THE TASK: Copy every line of the records below without changing anything.

(Spatial annotation records)
* START *
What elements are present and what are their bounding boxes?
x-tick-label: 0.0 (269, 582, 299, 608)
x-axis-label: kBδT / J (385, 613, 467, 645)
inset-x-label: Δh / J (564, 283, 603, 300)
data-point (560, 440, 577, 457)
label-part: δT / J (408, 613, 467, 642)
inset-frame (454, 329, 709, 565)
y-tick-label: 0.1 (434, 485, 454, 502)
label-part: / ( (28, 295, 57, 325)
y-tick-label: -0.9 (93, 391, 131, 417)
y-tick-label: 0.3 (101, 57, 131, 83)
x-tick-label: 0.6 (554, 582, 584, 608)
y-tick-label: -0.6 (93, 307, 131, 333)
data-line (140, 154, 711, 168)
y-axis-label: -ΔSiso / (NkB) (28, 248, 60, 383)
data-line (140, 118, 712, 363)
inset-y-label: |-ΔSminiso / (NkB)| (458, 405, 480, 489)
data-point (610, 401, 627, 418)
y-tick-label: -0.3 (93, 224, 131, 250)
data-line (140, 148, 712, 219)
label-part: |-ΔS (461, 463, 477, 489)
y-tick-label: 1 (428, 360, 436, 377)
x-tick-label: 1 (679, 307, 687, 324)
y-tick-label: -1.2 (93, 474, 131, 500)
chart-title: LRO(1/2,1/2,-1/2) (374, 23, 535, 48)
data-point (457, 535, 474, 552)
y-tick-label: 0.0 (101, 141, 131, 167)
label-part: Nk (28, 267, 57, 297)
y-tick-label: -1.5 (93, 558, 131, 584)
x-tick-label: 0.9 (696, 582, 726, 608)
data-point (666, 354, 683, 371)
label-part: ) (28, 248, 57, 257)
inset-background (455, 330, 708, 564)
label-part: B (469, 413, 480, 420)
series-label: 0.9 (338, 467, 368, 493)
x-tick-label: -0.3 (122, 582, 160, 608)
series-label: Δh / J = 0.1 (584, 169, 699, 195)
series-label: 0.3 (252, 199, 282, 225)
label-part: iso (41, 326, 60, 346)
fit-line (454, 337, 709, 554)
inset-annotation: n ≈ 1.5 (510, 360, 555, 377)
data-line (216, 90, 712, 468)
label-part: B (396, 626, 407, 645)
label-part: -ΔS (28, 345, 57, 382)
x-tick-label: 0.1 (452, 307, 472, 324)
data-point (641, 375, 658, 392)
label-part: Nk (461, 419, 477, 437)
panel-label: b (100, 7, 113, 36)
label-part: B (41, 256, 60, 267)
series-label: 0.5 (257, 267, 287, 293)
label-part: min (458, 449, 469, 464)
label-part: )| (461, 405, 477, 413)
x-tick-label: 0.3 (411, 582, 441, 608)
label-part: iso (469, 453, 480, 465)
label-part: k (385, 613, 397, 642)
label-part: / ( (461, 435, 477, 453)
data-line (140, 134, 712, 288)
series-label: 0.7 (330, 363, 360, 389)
* END *
FINAL ANSWER:
What elements are present and what are their bounding boxes?
x-tick-label: 0.0 (269, 582, 299, 608)
x-axis-label: kBδT / J (385, 613, 467, 645)
inset-x-label: Δh / J (564, 283, 603, 300)
data-point (560, 440, 577, 457)
label-part: δT / J (408, 613, 467, 642)
inset-frame (454, 329, 709, 565)
y-tick-label: 0.1 (434, 485, 454, 502)
label-part: / ( (28, 295, 57, 325)
y-tick-label: -0.9 (93, 391, 131, 417)
y-tick-label: 0.3 (101, 57, 131, 83)
x-tick-label: 0.6 (554, 582, 584, 608)
y-tick-label: -0.6 (93, 307, 131, 333)
data-line (140, 154, 711, 168)
y-axis-label: -ΔSiso / (NkB) (28, 248, 60, 383)
data-line (140, 118, 712, 363)
inset-y-label: |-ΔSminiso / (NkB)| (458, 405, 480, 489)
data-point (610, 401, 627, 418)
y-tick-label: -0.3 (93, 224, 131, 250)
data-line (140, 148, 712, 219)
label-part: |-ΔS (461, 463, 477, 489)
y-tick-label: 1 (428, 360, 436, 377)
x-tick-label: 1 (679, 307, 687, 324)
y-tick-label: -1.2 (93, 474, 131, 500)
chart-title: LRO(1/2,1/2,-1/2) (374, 23, 535, 48)
data-point (457, 535, 474, 552)
y-tick-label: 0.0 (101, 141, 131, 167)
label-part: Nk (28, 267, 57, 297)
y-tick-label: -1.5 (93, 558, 131, 584)
x-tick-label: 0.9 (696, 582, 726, 608)
data-point (666, 354, 683, 371)
label-part: ) (28, 248, 57, 257)
inset-background (455, 330, 708, 564)
label-part: B (469, 413, 480, 420)
series-label: 0.9 (338, 467, 368, 493)
x-tick-label: -0.3 (122, 582, 160, 608)
series-label: Δh / J = 0.1 (584, 169, 699, 195)
series-label: 0.3 (252, 199, 282, 225)
label-part: iso (41, 326, 60, 346)
fit-line (454, 337, 709, 554)
inset-annotation: n ≈ 1.5 (510, 360, 555, 377)
data-line (216, 90, 712, 468)
label-part: B (396, 626, 407, 645)
label-part: -ΔS (28, 345, 57, 382)
x-tick-label: 0.1 (452, 307, 472, 324)
data-point (641, 375, 658, 392)
label-part: Nk (461, 419, 477, 437)
panel-label: b (100, 7, 113, 36)
label-part: B (41, 256, 60, 267)
series-label: 0.5 (257, 267, 287, 293)
label-part: min (458, 449, 469, 464)
label-part: )| (461, 405, 477, 413)
x-tick-label: 0.3 (411, 582, 441, 608)
label-part: iso (469, 453, 480, 465)
label-part: k (385, 613, 397, 642)
label-part: / ( (461, 435, 477, 453)
data-line (140, 134, 712, 288)
series-label: 0.7 (330, 363, 360, 389)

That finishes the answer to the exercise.